RECORDS SHOWN

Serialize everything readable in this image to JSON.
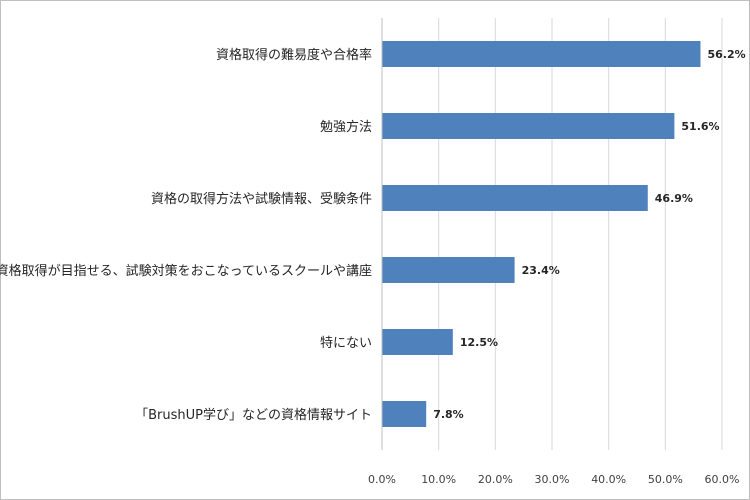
{
  "chart_data": {
    "type": "bar",
    "orientation": "horizontal",
    "categories": [
      "資格取得の難易度や合格率",
      "勉強方法",
      "資格の取得方法や試験情報、受験条件",
      "資格取得が目指せる、試験対策をおこなっているスクールや講座",
      "特にない",
      "「BrushUP学び」などの資格情報サイト"
    ],
    "values": [
      56.2,
      51.6,
      46.9,
      23.4,
      12.5,
      7.8
    ],
    "value_labels": [
      "56.2%",
      "51.6%",
      "46.9%",
      "23.4%",
      "12.5%",
      "7.8%"
    ],
    "xlim": [
      0,
      60
    ],
    "ticks": [
      "0.0%",
      "10.0%",
      "20.0%",
      "30.0%",
      "40.0%",
      "50.0%",
      "60.0%"
    ],
    "grid": true,
    "bar_color": "#4f81bd",
    "grid_color": "#d9d9d9"
  }
}
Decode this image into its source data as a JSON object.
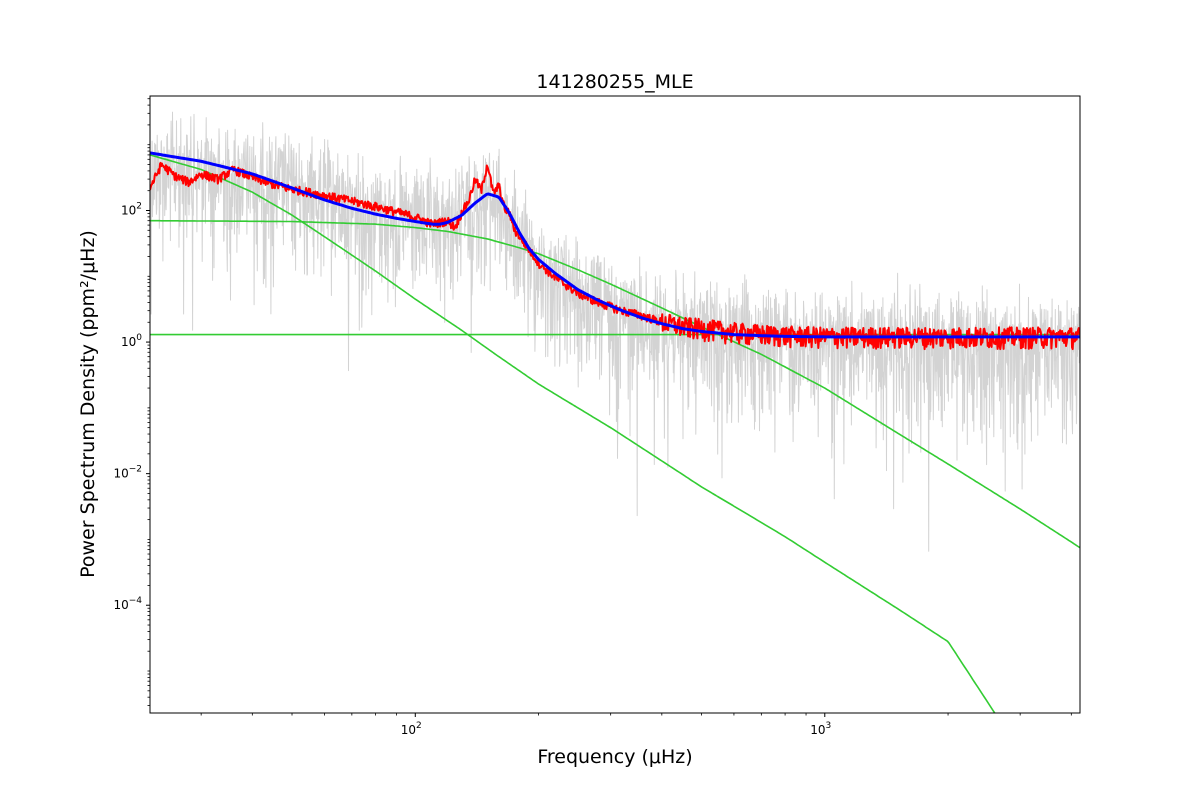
{
  "chart_data": {
    "type": "line",
    "title": "141280255_MLE",
    "xlabel": "Frequency (μHz)",
    "ylabel": "Power Spectrum Density (ppm²/μHz)",
    "x_scale": "log",
    "y_scale": "log",
    "xlim": [
      22.5,
      4200
    ],
    "ylim": [
      2.3e-06,
      5500
    ],
    "grid": false,
    "legend": "none",
    "x_tick_labels": [
      {
        "value": 100,
        "base": "10",
        "exp": "2"
      },
      {
        "value": 1000,
        "base": "10",
        "exp": "3"
      }
    ],
    "y_tick_labels": [
      {
        "value": 0.0001,
        "base": "10",
        "exp": "−4"
      },
      {
        "value": 0.01,
        "base": "10",
        "exp": "−2"
      },
      {
        "value": 1,
        "base": "10",
        "exp": "0"
      },
      {
        "value": 100,
        "base": "10",
        "exp": "2"
      }
    ],
    "series": [
      {
        "color": "#d3d3d3",
        "description": "raw power spectrum (noisy)",
        "x": [
          22.5,
          30,
          40,
          50,
          60,
          70,
          80,
          90,
          100,
          110,
          120,
          130,
          140,
          150,
          160,
          170,
          180,
          200,
          230,
          260,
          300,
          350,
          400,
          500,
          600,
          800,
          1000,
          1300,
          1600,
          2000,
          2500,
          3000,
          3500,
          4200
        ],
        "y": [
          500,
          420,
          330,
          250,
          180,
          130,
          100,
          85,
          75,
          65,
          70,
          95,
          150,
          180,
          140,
          70,
          35,
          15,
          7,
          4.5,
          3.2,
          2.4,
          1.9,
          1.5,
          1.3,
          1.1,
          1.05,
          1.0,
          1.0,
          1.0,
          1.0,
          1.0,
          1.0,
          1.0
        ]
      },
      {
        "color": "#ff0000",
        "description": "smoothed spectrum",
        "x": [
          22.5,
          24,
          26,
          28,
          30,
          33,
          36,
          40,
          45,
          50,
          55,
          60,
          70,
          80,
          90,
          100,
          110,
          120,
          125,
          130,
          135,
          140,
          145,
          150,
          155,
          160,
          165,
          170,
          175,
          180,
          190,
          200,
          220,
          250,
          280,
          320,
          360,
          400,
          450,
          500,
          600,
          700,
          800,
          1000,
          1300,
          1600,
          2000,
          2500,
          3000,
          3500,
          4200
        ],
        "y": [
          220,
          500,
          330,
          270,
          360,
          300,
          420,
          320,
          250,
          210,
          190,
          170,
          140,
          115,
          95,
          80,
          62,
          70,
          55,
          95,
          140,
          300,
          200,
          520,
          180,
          240,
          110,
          90,
          50,
          40,
          25,
          16,
          9.5,
          5.5,
          4.0,
          3.0,
          2.5,
          2.0,
          1.7,
          1.6,
          1.4,
          1.3,
          1.25,
          1.2,
          1.2,
          1.2,
          1.2,
          1.2,
          1.2,
          1.2,
          1.2
        ]
      },
      {
        "color": "#0000ff",
        "description": "total model fit",
        "x": [
          22.5,
          30,
          40,
          50,
          60,
          70,
          80,
          90,
          100,
          110,
          115,
          120,
          130,
          140,
          150,
          160,
          170,
          180,
          190,
          200,
          220,
          250,
          280,
          320,
          360,
          400,
          450,
          500,
          600,
          700,
          800,
          1000,
          1300,
          1600,
          2000,
          2500,
          3000,
          3500,
          4200
        ],
        "y": [
          750,
          560,
          360,
          220,
          145,
          108,
          88,
          76,
          68,
          62,
          62,
          66,
          85,
          130,
          180,
          160,
          90,
          45,
          26,
          18,
          11,
          6.2,
          4.3,
          3.0,
          2.3,
          1.9,
          1.6,
          1.45,
          1.3,
          1.25,
          1.22,
          1.2,
          1.2,
          1.2,
          1.2,
          1.2,
          1.2,
          1.2,
          1.2
        ]
      },
      {
        "color": "#33cc33",
        "description": "granulation component 1",
        "x": [
          22.5,
          30,
          40,
          50,
          60,
          80,
          100,
          130,
          160,
          200,
          300,
          500,
          800,
          1000,
          1500,
          2000,
          2600
        ],
        "y": [
          700,
          420,
          190,
          85,
          40,
          12,
          4.5,
          1.5,
          0.6,
          0.23,
          0.05,
          0.0063,
          0.0011,
          0.00045,
          9e-05,
          2.8e-05,
          2.3e-06
        ]
      },
      {
        "color": "#33cc33",
        "description": "granulation component 2",
        "x": [
          22.5,
          50,
          80,
          100,
          120,
          150,
          180,
          200,
          250,
          300,
          400,
          500,
          700,
          1000,
          1500,
          2000,
          3000,
          4200
        ],
        "y": [
          70,
          68,
          62,
          55,
          48,
          37,
          27,
          22,
          12.5,
          7.6,
          3.3,
          1.7,
          0.65,
          0.2,
          0.042,
          0.014,
          0.0029,
          0.00075
        ]
      },
      {
        "color": "#33cc33",
        "description": "white noise level",
        "x": [
          22.5,
          4200
        ],
        "y": [
          1.3,
          1.3
        ]
      }
    ]
  }
}
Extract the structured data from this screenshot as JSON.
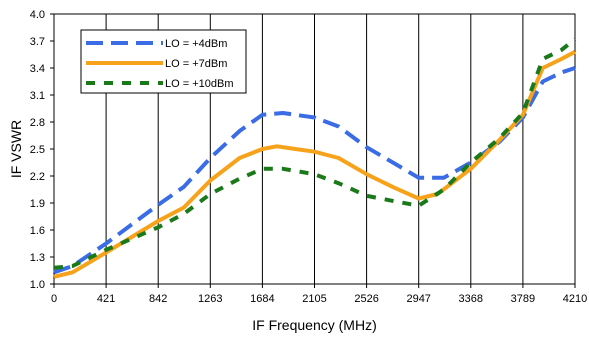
{
  "chart_data": {
    "type": "line",
    "title": "",
    "xlabel": "IF Frequency (MHz)",
    "ylabel": "IF VSWR",
    "xlim": [
      0,
      4210
    ],
    "ylim": [
      1.0,
      4.0
    ],
    "xticks": [
      0,
      421,
      842,
      1263,
      1684,
      2105,
      2526,
      2947,
      3368,
      3789,
      4210
    ],
    "xtick_labels": [
      "0",
      "421",
      "842",
      "1263",
      "1684",
      "2105",
      "2526",
      "2947",
      "3368",
      "3789",
      "4210"
    ],
    "yticks": [
      1.0,
      1.3,
      1.6,
      1.9,
      2.2,
      2.5,
      2.8,
      3.1,
      3.4,
      3.7,
      4.0
    ],
    "ytick_labels": [
      "1.0",
      "1.3",
      "1.6",
      "1.9",
      "2.2",
      "2.5",
      "2.8",
      "3.1",
      "3.4",
      "3.7",
      "4.0"
    ],
    "grid": "vertical",
    "legend_position": "top-left",
    "series": [
      {
        "name": "LO = +4dBm",
        "color": "#3A6CE6",
        "style": "dashed",
        "points": [
          [
            0,
            1.13
          ],
          [
            150,
            1.2
          ],
          [
            421,
            1.45
          ],
          [
            842,
            1.88
          ],
          [
            1050,
            2.08
          ],
          [
            1263,
            2.4
          ],
          [
            1500,
            2.7
          ],
          [
            1684,
            2.88
          ],
          [
            1850,
            2.9
          ],
          [
            2105,
            2.85
          ],
          [
            2300,
            2.75
          ],
          [
            2526,
            2.52
          ],
          [
            2800,
            2.3
          ],
          [
            2947,
            2.18
          ],
          [
            3150,
            2.18
          ],
          [
            3368,
            2.35
          ],
          [
            3600,
            2.58
          ],
          [
            3789,
            2.85
          ],
          [
            3950,
            3.25
          ],
          [
            4100,
            3.35
          ],
          [
            4210,
            3.4
          ]
        ]
      },
      {
        "name": "LO = +7dBm",
        "color": "#F7A21B",
        "style": "solid",
        "points": [
          [
            0,
            1.08
          ],
          [
            150,
            1.13
          ],
          [
            421,
            1.35
          ],
          [
            842,
            1.7
          ],
          [
            1050,
            1.85
          ],
          [
            1263,
            2.15
          ],
          [
            1500,
            2.4
          ],
          [
            1684,
            2.5
          ],
          [
            1800,
            2.53
          ],
          [
            1950,
            2.5
          ],
          [
            2105,
            2.47
          ],
          [
            2300,
            2.4
          ],
          [
            2526,
            2.22
          ],
          [
            2750,
            2.07
          ],
          [
            2947,
            1.95
          ],
          [
            3100,
            2.0
          ],
          [
            3368,
            2.28
          ],
          [
            3600,
            2.6
          ],
          [
            3789,
            2.88
          ],
          [
            3950,
            3.4
          ],
          [
            4100,
            3.5
          ],
          [
            4210,
            3.58
          ]
        ]
      },
      {
        "name": "LO = +10dBm",
        "color": "#1A7A1A",
        "style": "dashed",
        "points": [
          [
            0,
            1.18
          ],
          [
            150,
            1.2
          ],
          [
            421,
            1.38
          ],
          [
            842,
            1.63
          ],
          [
            1050,
            1.78
          ],
          [
            1263,
            2.0
          ],
          [
            1500,
            2.17
          ],
          [
            1684,
            2.28
          ],
          [
            1850,
            2.28
          ],
          [
            2105,
            2.22
          ],
          [
            2300,
            2.12
          ],
          [
            2526,
            1.98
          ],
          [
            2750,
            1.92
          ],
          [
            2947,
            1.87
          ],
          [
            3150,
            2.05
          ],
          [
            3368,
            2.35
          ],
          [
            3600,
            2.62
          ],
          [
            3789,
            2.9
          ],
          [
            3950,
            3.5
          ],
          [
            4100,
            3.6
          ],
          [
            4210,
            3.72
          ]
        ]
      }
    ]
  }
}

GIVEN EXERCISE
Copy every line of the entries above in which "ylabel" occurs.

RESPONSE TO THE TASK
    "ylabel": "Power Spectrum Density (ppm²/μHz)",
    "ylabel": "IF VSWR",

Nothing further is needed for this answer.